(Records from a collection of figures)
'''
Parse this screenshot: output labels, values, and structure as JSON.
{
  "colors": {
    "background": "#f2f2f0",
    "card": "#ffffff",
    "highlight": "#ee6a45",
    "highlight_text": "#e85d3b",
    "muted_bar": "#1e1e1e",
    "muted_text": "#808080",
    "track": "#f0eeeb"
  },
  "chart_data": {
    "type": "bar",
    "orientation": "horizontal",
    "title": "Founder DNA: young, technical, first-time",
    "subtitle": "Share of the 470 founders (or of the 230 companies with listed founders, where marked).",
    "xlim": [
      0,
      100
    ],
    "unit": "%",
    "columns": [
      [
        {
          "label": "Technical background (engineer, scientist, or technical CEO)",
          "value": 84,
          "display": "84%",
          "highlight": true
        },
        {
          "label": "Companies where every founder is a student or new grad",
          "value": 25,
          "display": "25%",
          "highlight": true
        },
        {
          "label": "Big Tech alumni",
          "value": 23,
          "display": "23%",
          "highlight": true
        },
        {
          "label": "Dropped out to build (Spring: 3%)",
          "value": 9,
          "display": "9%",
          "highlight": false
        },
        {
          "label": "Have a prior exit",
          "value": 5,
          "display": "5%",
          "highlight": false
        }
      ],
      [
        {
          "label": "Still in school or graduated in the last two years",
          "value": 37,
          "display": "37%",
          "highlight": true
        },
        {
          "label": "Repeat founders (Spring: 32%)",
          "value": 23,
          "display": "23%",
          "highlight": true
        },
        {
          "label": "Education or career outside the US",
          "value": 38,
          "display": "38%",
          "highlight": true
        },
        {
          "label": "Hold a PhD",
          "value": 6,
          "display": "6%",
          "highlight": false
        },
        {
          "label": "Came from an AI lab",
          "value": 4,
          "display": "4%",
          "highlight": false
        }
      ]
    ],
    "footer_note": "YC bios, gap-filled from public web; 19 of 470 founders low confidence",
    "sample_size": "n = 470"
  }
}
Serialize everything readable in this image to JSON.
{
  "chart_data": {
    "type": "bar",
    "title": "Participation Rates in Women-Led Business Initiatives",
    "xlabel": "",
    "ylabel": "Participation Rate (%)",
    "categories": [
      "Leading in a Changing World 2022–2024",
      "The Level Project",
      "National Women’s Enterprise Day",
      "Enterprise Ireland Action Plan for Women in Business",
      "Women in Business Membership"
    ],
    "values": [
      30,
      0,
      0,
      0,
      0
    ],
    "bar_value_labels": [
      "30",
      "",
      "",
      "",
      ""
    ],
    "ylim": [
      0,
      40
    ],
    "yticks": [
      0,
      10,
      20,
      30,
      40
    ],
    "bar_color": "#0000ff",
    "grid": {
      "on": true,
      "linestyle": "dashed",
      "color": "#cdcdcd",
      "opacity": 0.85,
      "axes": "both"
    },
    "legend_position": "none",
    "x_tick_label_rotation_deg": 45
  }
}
'''
GOAL OF THE EXERCISE
Copy each entry exactly, with nothing added or dropped.

ANSWER TO THIS PROBLEM
Parse this screenshot: output labels, values, and structure as JSON.
{
  "colors": {
    "background": "#f2f2f0",
    "card": "#ffffff",
    "highlight": "#ee6a45",
    "highlight_text": "#e85d3b",
    "muted_bar": "#1e1e1e",
    "muted_text": "#808080",
    "track": "#f0eeeb"
  },
  "chart_data": {
    "type": "bar",
    "orientation": "horizontal",
    "title": "Founder DNA: young, technical, first-time",
    "subtitle": "Share of the 470 founders (or of the 230 companies with listed founders, where marked).",
    "xlim": [
      0,
      100
    ],
    "unit": "%",
    "columns": [
      [
        {
          "label": "Technical background (engineer, scientist, or technical CEO)",
          "value": 84,
          "display": "84%",
          "highlight": true
        },
        {
          "label": "Companies where every founder is a student or new grad",
          "value": 25,
          "display": "25%",
          "highlight": true
        },
        {
          "label": "Big Tech alumni",
          "value": 23,
          "display": "23%",
          "highlight": true
        },
        {
          "label": "Dropped out to build (Spring: 3%)",
          "value": 9,
          "display": "9%",
          "highlight": false
        },
        {
          "label": "Have a prior exit",
          "value": 5,
          "display": "5%",
          "highlight": false
        }
      ],
      [
        {
          "label": "Still in school or graduated in the last two years",
          "value": 37,
          "display": "37%",
          "highlight": true
        },
        {
          "label": "Repeat founders (Spring: 32%)",
          "value": 23,
          "display": "23%",
          "highlight": true
        },
        {
          "label": "Education or career outside the US",
          "value": 38,
          "display": "38%",
          "highlight": true
        },
        {
          "label": "Hold a PhD",
          "value": 6,
          "display": "6%",
          "highlight": false
        },
        {
          "label": "Came from an AI lab",
          "value": 4,
          "display": "4%",
          "highlight": false
        }
      ]
    ],
    "footer_note": "YC bios, gap-filled from public web; 19 of 470 founders low confidence",
    "sample_size": "n = 470"
  }
}
Serialize everything readable in this image to JSON.
{
  "chart_data": {
    "type": "bar",
    "title": "Participation Rates in Women-Led Business Initiatives",
    "xlabel": "",
    "ylabel": "Participation Rate (%)",
    "categories": [
      "Leading in a Changing World 2022–2024",
      "The Level Project",
      "National Women’s Enterprise Day",
      "Enterprise Ireland Action Plan for Women in Business",
      "Women in Business Membership"
    ],
    "values": [
      30,
      0,
      0,
      0,
      0
    ],
    "bar_value_labels": [
      "30",
      "",
      "",
      "",
      ""
    ],
    "ylim": [
      0,
      40
    ],
    "yticks": [
      0,
      10,
      20,
      30,
      40
    ],
    "bar_color": "#0000ff",
    "grid": {
      "on": true,
      "linestyle": "dashed",
      "color": "#cdcdcd",
      "opacity": 0.85,
      "axes": "both"
    },
    "legend_position": "none",
    "x_tick_label_rotation_deg": 45
  }
}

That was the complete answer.